- _Description of the task_
Lift every line from the entries that includes the word "state".

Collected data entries
-=-=-

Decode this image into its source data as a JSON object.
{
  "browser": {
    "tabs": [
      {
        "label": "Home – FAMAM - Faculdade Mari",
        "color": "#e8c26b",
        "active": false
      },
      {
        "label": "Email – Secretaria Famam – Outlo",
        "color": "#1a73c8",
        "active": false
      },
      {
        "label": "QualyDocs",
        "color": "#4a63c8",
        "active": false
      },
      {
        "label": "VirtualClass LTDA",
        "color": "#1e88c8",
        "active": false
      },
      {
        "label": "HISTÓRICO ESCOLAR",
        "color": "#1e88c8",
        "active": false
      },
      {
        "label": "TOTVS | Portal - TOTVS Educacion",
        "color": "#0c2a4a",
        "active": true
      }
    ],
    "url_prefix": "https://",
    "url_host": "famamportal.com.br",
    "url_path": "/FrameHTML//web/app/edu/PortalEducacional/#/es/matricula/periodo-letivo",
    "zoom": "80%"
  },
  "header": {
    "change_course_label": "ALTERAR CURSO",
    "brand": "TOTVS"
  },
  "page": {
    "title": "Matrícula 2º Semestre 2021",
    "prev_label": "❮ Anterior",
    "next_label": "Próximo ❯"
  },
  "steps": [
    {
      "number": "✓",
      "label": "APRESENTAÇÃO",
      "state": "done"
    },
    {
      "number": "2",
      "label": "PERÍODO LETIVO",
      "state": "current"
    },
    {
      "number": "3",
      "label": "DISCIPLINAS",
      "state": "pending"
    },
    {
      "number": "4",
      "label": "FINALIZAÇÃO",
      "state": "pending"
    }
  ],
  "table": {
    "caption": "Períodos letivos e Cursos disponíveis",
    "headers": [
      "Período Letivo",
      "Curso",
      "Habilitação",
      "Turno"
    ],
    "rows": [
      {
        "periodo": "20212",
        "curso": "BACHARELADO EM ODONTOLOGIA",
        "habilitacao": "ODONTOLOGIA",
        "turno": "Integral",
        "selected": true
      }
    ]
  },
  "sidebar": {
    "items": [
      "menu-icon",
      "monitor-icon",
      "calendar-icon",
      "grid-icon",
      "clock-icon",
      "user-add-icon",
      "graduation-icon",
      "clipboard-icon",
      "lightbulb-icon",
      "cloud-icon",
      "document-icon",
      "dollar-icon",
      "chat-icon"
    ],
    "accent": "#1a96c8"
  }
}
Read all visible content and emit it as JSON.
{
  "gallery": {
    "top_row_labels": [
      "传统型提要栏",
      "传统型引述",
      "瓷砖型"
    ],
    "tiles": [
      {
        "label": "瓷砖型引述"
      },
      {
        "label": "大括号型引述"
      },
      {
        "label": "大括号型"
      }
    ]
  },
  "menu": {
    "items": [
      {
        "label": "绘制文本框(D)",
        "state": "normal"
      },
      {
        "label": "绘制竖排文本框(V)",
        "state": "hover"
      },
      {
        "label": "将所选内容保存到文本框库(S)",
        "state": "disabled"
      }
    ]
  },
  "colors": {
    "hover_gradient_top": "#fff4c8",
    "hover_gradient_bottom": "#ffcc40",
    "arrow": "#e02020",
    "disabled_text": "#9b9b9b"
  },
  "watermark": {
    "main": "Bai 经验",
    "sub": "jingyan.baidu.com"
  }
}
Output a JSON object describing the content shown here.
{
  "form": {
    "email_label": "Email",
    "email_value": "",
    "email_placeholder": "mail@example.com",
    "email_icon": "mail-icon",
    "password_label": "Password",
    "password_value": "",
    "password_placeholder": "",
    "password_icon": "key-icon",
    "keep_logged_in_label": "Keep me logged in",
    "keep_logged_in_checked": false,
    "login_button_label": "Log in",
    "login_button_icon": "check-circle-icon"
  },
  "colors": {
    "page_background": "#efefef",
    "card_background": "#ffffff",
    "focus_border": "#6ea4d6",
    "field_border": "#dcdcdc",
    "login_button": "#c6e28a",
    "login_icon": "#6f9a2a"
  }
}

-=-=-

- _Answer to the task_
      "state": "done"
      "state": "current"
      "state": "pending"
      "state": "pending"
        "state": "normal"
        "state": "hover"
        "state": "disabled"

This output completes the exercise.